### Goal
Extract all of the entries and set them down verbatim.

(Data extracted from a collection)
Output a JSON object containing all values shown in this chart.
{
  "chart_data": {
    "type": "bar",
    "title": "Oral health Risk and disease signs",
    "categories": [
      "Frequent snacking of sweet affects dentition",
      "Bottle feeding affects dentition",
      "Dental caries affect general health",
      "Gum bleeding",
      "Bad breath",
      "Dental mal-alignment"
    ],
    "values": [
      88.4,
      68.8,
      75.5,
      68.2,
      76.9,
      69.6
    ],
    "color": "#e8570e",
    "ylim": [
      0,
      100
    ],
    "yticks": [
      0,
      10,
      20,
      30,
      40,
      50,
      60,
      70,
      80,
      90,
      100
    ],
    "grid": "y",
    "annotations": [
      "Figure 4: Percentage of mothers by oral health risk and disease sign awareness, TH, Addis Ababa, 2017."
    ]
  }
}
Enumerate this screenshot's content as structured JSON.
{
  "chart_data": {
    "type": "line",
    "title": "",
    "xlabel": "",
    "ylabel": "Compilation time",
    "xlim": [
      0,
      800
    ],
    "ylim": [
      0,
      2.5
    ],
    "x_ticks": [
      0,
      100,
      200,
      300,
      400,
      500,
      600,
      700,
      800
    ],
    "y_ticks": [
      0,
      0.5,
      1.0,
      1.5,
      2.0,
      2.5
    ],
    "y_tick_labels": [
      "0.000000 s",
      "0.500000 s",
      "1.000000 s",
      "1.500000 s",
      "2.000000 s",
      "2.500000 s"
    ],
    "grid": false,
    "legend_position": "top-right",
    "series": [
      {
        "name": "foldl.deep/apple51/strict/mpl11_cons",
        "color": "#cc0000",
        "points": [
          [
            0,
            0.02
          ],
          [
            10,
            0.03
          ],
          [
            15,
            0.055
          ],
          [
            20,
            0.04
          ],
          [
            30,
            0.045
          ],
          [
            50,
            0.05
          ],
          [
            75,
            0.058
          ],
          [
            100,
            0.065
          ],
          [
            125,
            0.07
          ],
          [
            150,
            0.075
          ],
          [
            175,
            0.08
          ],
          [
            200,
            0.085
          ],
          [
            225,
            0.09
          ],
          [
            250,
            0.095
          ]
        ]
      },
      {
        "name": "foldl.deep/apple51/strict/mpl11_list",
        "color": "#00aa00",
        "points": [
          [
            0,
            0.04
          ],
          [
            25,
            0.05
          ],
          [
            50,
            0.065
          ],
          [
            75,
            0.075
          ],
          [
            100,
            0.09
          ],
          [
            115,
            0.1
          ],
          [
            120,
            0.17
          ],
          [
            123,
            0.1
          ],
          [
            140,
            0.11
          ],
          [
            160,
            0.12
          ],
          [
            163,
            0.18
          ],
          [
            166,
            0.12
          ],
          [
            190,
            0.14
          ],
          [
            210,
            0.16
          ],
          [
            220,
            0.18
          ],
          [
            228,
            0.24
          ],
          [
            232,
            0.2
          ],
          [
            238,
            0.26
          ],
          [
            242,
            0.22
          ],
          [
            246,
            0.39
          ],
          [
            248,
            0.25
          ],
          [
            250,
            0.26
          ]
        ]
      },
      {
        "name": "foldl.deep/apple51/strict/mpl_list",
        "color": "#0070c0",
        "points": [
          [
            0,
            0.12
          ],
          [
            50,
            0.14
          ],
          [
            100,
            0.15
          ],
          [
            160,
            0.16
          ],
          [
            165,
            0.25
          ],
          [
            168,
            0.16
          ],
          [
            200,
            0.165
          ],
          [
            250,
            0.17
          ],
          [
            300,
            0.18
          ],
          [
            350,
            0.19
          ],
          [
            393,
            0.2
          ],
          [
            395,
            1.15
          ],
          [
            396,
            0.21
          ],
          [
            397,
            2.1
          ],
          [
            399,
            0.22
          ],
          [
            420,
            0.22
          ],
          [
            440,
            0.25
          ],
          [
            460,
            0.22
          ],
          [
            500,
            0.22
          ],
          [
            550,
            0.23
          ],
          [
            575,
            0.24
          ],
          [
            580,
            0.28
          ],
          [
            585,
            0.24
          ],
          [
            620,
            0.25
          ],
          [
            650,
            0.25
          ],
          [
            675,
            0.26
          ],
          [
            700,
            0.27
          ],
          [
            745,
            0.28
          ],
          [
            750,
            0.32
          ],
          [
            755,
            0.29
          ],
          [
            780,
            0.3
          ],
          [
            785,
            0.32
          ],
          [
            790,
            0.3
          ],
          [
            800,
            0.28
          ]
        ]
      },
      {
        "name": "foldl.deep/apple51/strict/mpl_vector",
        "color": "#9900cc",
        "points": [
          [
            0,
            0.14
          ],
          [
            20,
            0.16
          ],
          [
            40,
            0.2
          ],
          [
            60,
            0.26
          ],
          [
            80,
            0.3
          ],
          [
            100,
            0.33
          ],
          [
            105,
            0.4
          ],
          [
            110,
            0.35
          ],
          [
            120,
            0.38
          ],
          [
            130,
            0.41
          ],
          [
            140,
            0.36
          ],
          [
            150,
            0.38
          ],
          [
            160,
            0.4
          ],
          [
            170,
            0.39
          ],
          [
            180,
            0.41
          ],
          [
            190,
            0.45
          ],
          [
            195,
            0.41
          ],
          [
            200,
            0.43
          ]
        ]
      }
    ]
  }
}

### Result of the task
Output a JSON object containing all values shown in this chart.
{
  "chart_data": {
    "type": "bar",
    "title": "Oral health Risk and disease signs",
    "categories": [
      "Frequent snacking of sweet affects dentition",
      "Bottle feeding affects dentition",
      "Dental caries affect general health",
      "Gum bleeding",
      "Bad breath",
      "Dental mal-alignment"
    ],
    "values": [
      88.4,
      68.8,
      75.5,
      68.2,
      76.9,
      69.6
    ],
    "color": "#e8570e",
    "ylim": [
      0,
      100
    ],
    "yticks": [
      0,
      10,
      20,
      30,
      40,
      50,
      60,
      70,
      80,
      90,
      100
    ],
    "grid": "y",
    "annotations": [
      "Figure 4: Percentage of mothers by oral health risk and disease sign awareness, TH, Addis Ababa, 2017."
    ]
  }
}
Enumerate this screenshot's content as structured JSON.
{
  "chart_data": {
    "type": "line",
    "title": "",
    "xlabel": "",
    "ylabel": "Compilation time",
    "xlim": [
      0,
      800
    ],
    "ylim": [
      0,
      2.5
    ],
    "x_ticks": [
      0,
      100,
      200,
      300,
      400,
      500,
      600,
      700,
      800
    ],
    "y_ticks": [
      0,
      0.5,
      1.0,
      1.5,
      2.0,
      2.5
    ],
    "y_tick_labels": [
      "0.000000 s",
      "0.500000 s",
      "1.000000 s",
      "1.500000 s",
      "2.000000 s",
      "2.500000 s"
    ],
    "grid": false,
    "legend_position": "top-right",
    "series": [
      {
        "name": "foldl.deep/apple51/strict/mpl11_cons",
        "color": "#cc0000",
        "points": [
          [
            0,
            0.02
          ],
          [
            10,
            0.03
          ],
          [
            15,
            0.055
          ],
          [
            20,
            0.04
          ],
          [
            30,
            0.045
          ],
          [
            50,
            0.05
          ],
          [
            75,
            0.058
          ],
          [
            100,
            0.065
          ],
          [
            125,
            0.07
          ],
          [
            150,
            0.075
          ],
          [
            175,
            0.08
          ],
          [
            200,
            0.085
          ],
          [
            225,
            0.09
          ],
          [
            250,
            0.095
          ]
        ]
      },
      {
        "name": "foldl.deep/apple51/strict/mpl11_list",
        "color": "#00aa00",
        "points": [
          [
            0,
            0.04
          ],
          [
            25,
            0.05
          ],
          [
            50,
            0.065
          ],
          [
            75,
            0.075
          ],
          [
            100,
            0.09
          ],
          [
            115,
            0.1
          ],
          [
            120,
            0.17
          ],
          [
            123,
            0.1
          ],
          [
            140,
            0.11
          ],
          [
            160,
            0.12
          ],
          [
            163,
            0.18
          ],
          [
            166,
            0.12
          ],
          [
            190,
            0.14
          ],
          [
            210,
            0.16
          ],
          [
            220,
            0.18
          ],
          [
            228,
            0.24
          ],
          [
            232,
            0.2
          ],
          [
            238,
            0.26
          ],
          [
            242,
            0.22
          ],
          [
            246,
            0.39
          ],
          [
            248,
            0.25
          ],
          [
            250,
            0.26
          ]
        ]
      },
      {
        "name": "foldl.deep/apple51/strict/mpl_list",
        "color": "#0070c0",
        "points": [
          [
            0,
            0.12
          ],
          [
            50,
            0.14
          ],
          [
            100,
            0.15
          ],
          [
            160,
            0.16
          ],
          [
            165,
            0.25
          ],
          [
            168,
            0.16
          ],
          [
            200,
            0.165
          ],
          [
            250,
            0.17
          ],
          [
            300,
            0.18
          ],
          [
            350,
            0.19
          ],
          [
            393,
            0.2
          ],
          [
            395,
            1.15
          ],
          [
            396,
            0.21
          ],
          [
            397,
            2.1
          ],
          [
            399,
            0.22
          ],
          [
            420,
            0.22
          ],
          [
            440,
            0.25
          ],
          [
            460,
            0.22
          ],
          [
            500,
            0.22
          ],
          [
            550,
            0.23
          ],
          [
            575,
            0.24
          ],
          [
            580,
            0.28
          ],
          [
            585,
            0.24
          ],
          [
            620,
            0.25
          ],
          [
            650,
            0.25
          ],
          [
            675,
            0.26
          ],
          [
            700,
            0.27
          ],
          [
            745,
            0.28
          ],
          [
            750,
            0.32
          ],
          [
            755,
            0.29
          ],
          [
            780,
            0.3
          ],
          [
            785,
            0.32
          ],
          [
            790,
            0.3
          ],
          [
            800,
            0.28
          ]
        ]
      },
      {
        "name": "foldl.deep/apple51/strict/mpl_vector",
        "color": "#9900cc",
        "points": [
          [
            0,
            0.14
          ],
          [
            20,
            0.16
          ],
          [
            40,
            0.2
          ],
          [
            60,
            0.26
          ],
          [
            80,
            0.3
          ],
          [
            100,
            0.33
          ],
          [
            105,
            0.4
          ],
          [
            110,
            0.35
          ],
          [
            120,
            0.38
          ],
          [
            130,
            0.41
          ],
          [
            140,
            0.36
          ],
          [
            150,
            0.38
          ],
          [
            160,
            0.4
          ],
          [
            170,
            0.39
          ],
          [
            180,
            0.41
          ],
          [
            190,
            0.45
          ],
          [
            195,
            0.41
          ],
          [
            200,
            0.43
          ]
        ]
      }
    ]
  }
}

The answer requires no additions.